**** ENTRIES ****

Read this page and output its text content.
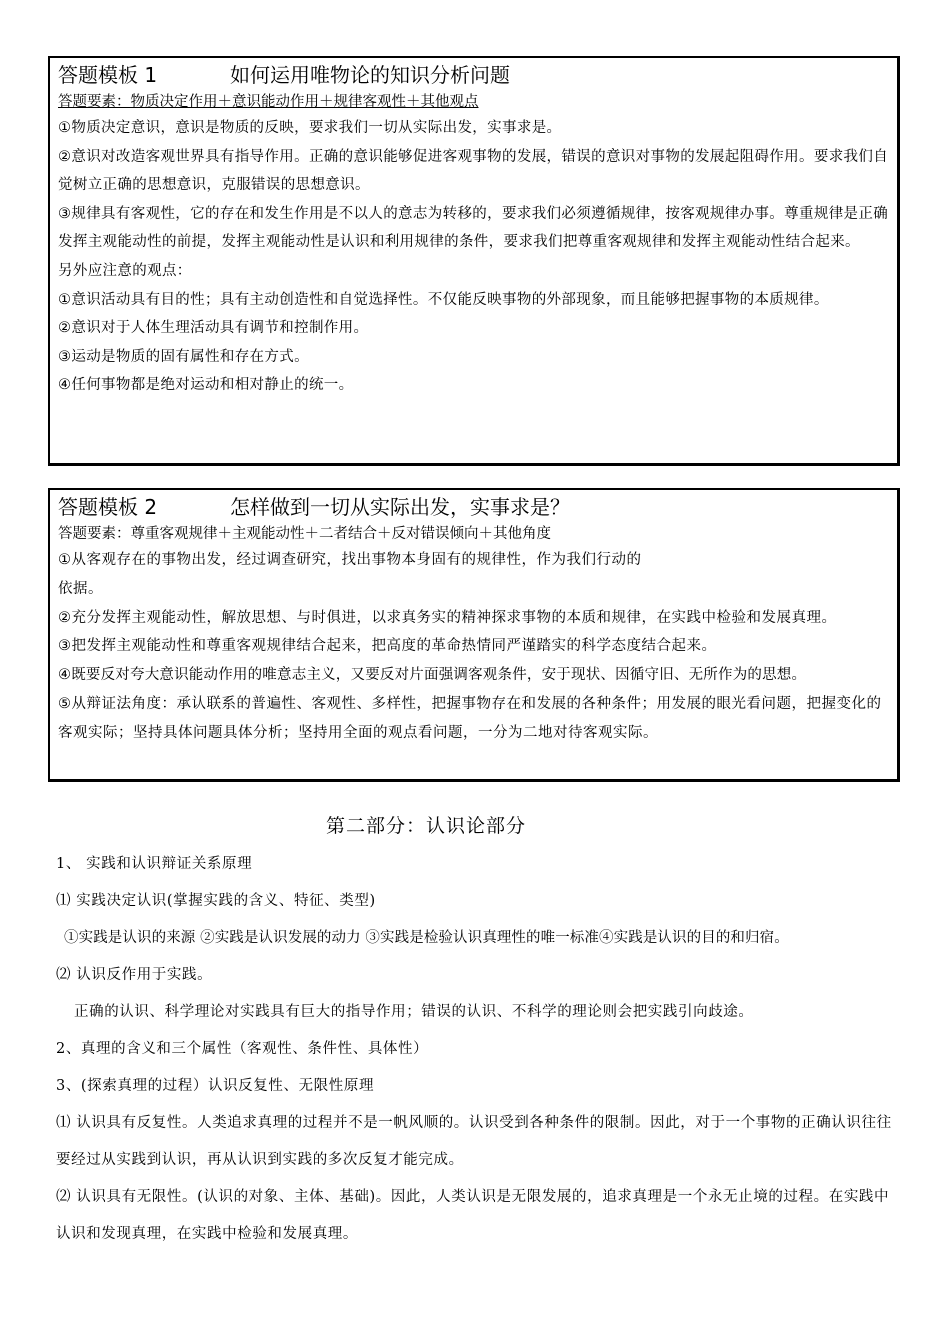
答题模板 1	如何运用唯物论的知识分析问题
答题要素：物质决定作用＋意识能动作用＋规律客观性＋其他观点
①物质决定意识，意识是物质的反映，要求我们一切从实际出发，实事求是。
②意识对改造客观世界具有指导作用。正确的意识能够促进客观事物的发展，错误的意识对事物的发展起阻碍作用。要求我们自觉树立正确的思想意识，克服错误的思想意识。
③规律具有客观性，它的存在和发生作用是不以人的意志为转移的，要求我们必须遵循规律，按客观规律办事。尊重规律是正确发挥主观能动性的前提，发挥主观能动性是认识和利用规律的条件，要求我们把尊重客观规律和发挥主观能动性结合起来。
另外应注意的观点：
①意识活动具有目的性；具有主动创造性和自觉选择性。不仅能反映事物的外部现象，而且能够把握事物的本质规律。
②意识对于人体生理活动具有调节和控制作用。
③运动是物质的固有属性和存在方式。
④任何事物都是绝对运动和相对静止的统一。
答题模板 2	怎样做到一切从实际出发，实事求是？
答题要素：尊重客观规律＋主观能动性＋二者结合＋反对错误倾向＋其他角度
①从客观存在的事物出发，经过调查研究，找出事物本身固有的规律性，作为我们行动的
依据。
②充分发挥主观能动性，解放思想、与时俱进，以求真务实的精神探求事物的本质和规律，在实践中检验和发展真理。
③把发挥主观能动性和尊重客观规律结合起来，把高度的革命热情同严谨踏实的科学态度结合起来。
④既要反对夸大意识能动作用的唯意志主义，又要反对片面强调客观条件，安于现状、因循守旧、无所作为的思想。
⑤从辩证法角度：承认联系的普遍性、客观性、多样性，把握事物存在和发展的各种条件；用发展的眼光看问题，把握变化的客观实际；坚持具体问题具体分析；坚持用全面的观点看问题，一分为二地对待客观实际。
第二部分：认识论部分
1、 实践和认识辩证关系原理
⑴ 实践决定认识(掌握实践的含义、特征、类型)
①实践是认识的来源 ②实践是认识发展的动力 ③实践是检验认识真理性的唯一标准④实践是认识的目的和归宿。
⑵ 认识反作用于实践。
正确的认识、科学理论对实践具有巨大的指导作用；错误的认识、不科学的理论则会把实践引向歧途。
2、真理的含义和三个属性（客观性、条件性、具体性）
3、(探索真理的过程）认识反复性、无限性原理
⑴ 认识具有反复性。人类追求真理的过程并不是一帆风顺的。认识受到各种条件的限制。因此，对于一个事物的正确认识往往要经过从实践到认识，再从认识到实践的多次反复才能完成。
⑵ 认识具有无限性。(认识的对象、主体、基础)。因此，人类认识是无限发展的，追求真理是一个永无止境的过程。在实践中认识和发现真理，在实践中检验和发展真理。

****

■ EXERCISE AIM: List the lines that contain the word "答题要素".

■ RESPONSE TO THE EXERCISE:
答题要素：物质决定作用＋意识能动作用＋规律客观性＋其他观点
答题要素：尊重客观规律＋主观能动性＋二者结合＋反对错误倾向＋其他角度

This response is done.